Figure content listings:
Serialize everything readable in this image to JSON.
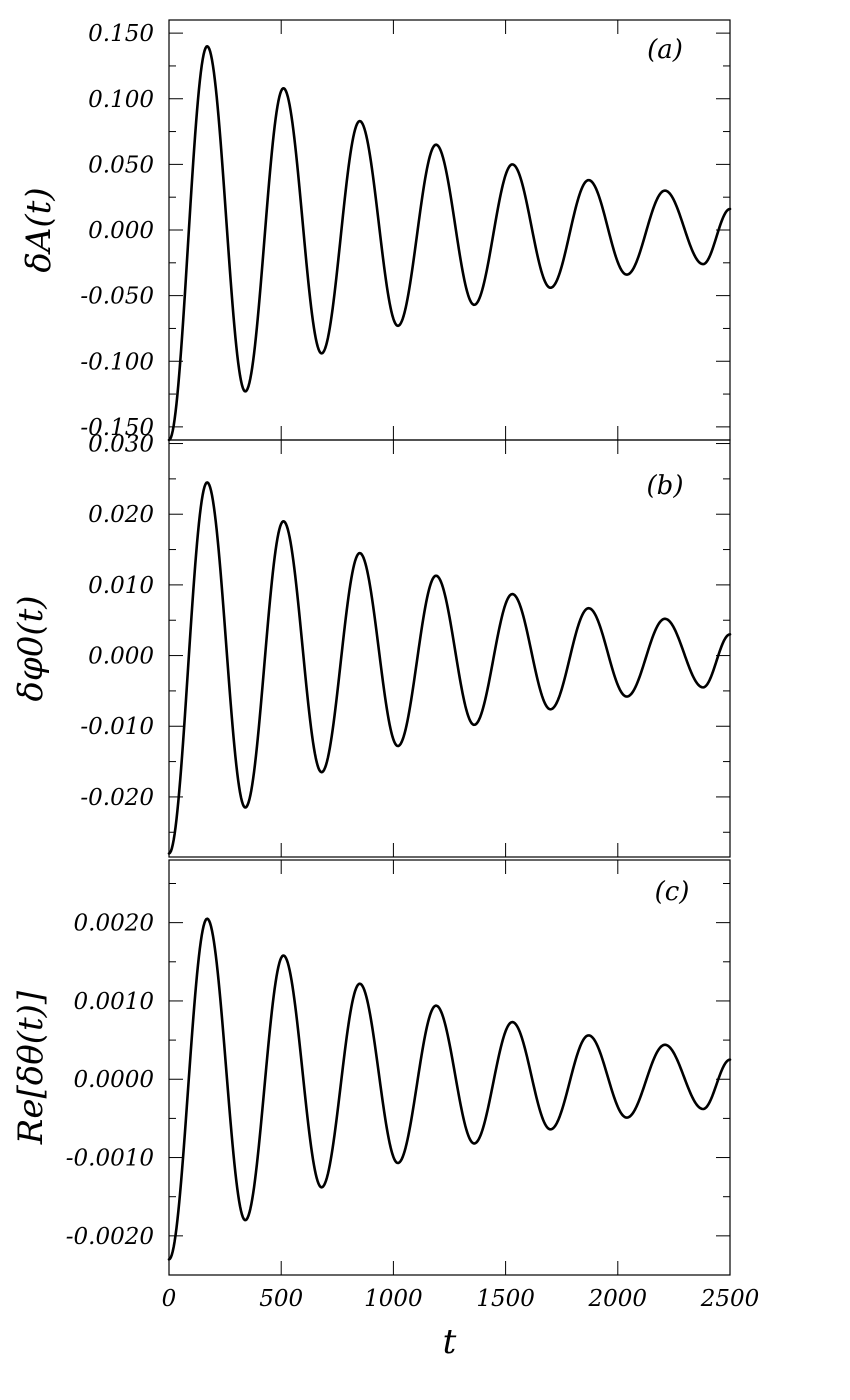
{
  "chart_data": [
    {
      "type": "line",
      "panel_label": "(a)",
      "xlabel": "",
      "ylabel": "δA(t)",
      "xlim": [
        0,
        2500
      ],
      "ylim": [
        -0.16,
        0.16
      ],
      "yticks": [
        -0.15,
        -0.1,
        -0.05,
        0.0,
        0.05,
        0.1,
        0.15
      ],
      "ytick_labels": [
        "-0.150",
        "-0.100",
        "-0.050",
        "0.000",
        "0.050",
        "0.100",
        "0.150"
      ],
      "series": [
        {
          "x": [
            0,
            170,
            340,
            510,
            680,
            850,
            1020,
            1190,
            1360,
            1530,
            1700,
            1870,
            2040,
            2210,
            2380,
            2500
          ],
          "values": [
            -0.16,
            0.14,
            -0.123,
            0.108,
            -0.094,
            0.083,
            -0.073,
            0.065,
            -0.057,
            0.05,
            -0.044,
            0.038,
            -0.034,
            0.03,
            -0.026,
            0.016
          ]
        }
      ]
    },
    {
      "type": "line",
      "panel_label": "(b)",
      "xlabel": "",
      "ylabel": "δφ0(t)",
      "xlim": [
        0,
        2500
      ],
      "ylim": [
        -0.0285,
        0.0305
      ],
      "yticks": [
        -0.02,
        -0.01,
        0.0,
        0.01,
        0.02,
        0.03
      ],
      "ytick_labels": [
        "-0.020",
        "-0.010",
        "0.000",
        "0.010",
        "0.020",
        "0.030"
      ],
      "series": [
        {
          "x": [
            0,
            170,
            340,
            510,
            680,
            850,
            1020,
            1190,
            1360,
            1530,
            1700,
            1870,
            2040,
            2210,
            2380,
            2500
          ],
          "values": [
            -0.028,
            0.0245,
            -0.0215,
            0.019,
            -0.0165,
            0.0145,
            -0.0128,
            0.0113,
            -0.0098,
            0.0087,
            -0.0076,
            0.0067,
            -0.0058,
            0.0052,
            -0.0045,
            0.003
          ]
        }
      ]
    },
    {
      "type": "line",
      "panel_label": "(c)",
      "xlabel": "t",
      "ylabel": "Re[δθ(t)]",
      "xlim": [
        0,
        2500
      ],
      "ylim": [
        -0.0025,
        0.0028
      ],
      "xticks": [
        0,
        500,
        1000,
        1500,
        2000,
        2500
      ],
      "xtick_labels": [
        "0",
        "500",
        "1000",
        "1500",
        "2000",
        "2500"
      ],
      "yticks": [
        -0.002,
        -0.001,
        0.0,
        0.001,
        0.002
      ],
      "ytick_labels": [
        "-0.0020",
        "-0.0010",
        "0.0000",
        "0.0010",
        "0.0020"
      ],
      "series": [
        {
          "x": [
            0,
            170,
            340,
            510,
            680,
            850,
            1020,
            1190,
            1360,
            1530,
            1700,
            1870,
            2040,
            2210,
            2380,
            2500
          ],
          "values": [
            -0.0023,
            0.00205,
            -0.0018,
            0.00158,
            -0.00138,
            0.00122,
            -0.00107,
            0.00094,
            -0.00082,
            0.00073,
            -0.00064,
            0.00056,
            -0.00049,
            0.00044,
            -0.00038,
            0.00025
          ]
        }
      ]
    }
  ]
}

The task: Go through the listing above and list every line that has the word "ylabel".

Written answer:
      "ylabel": "δA(t)",
      "ylabel": "δφ0(t)",
      "ylabel": "Re[δθ(t)]",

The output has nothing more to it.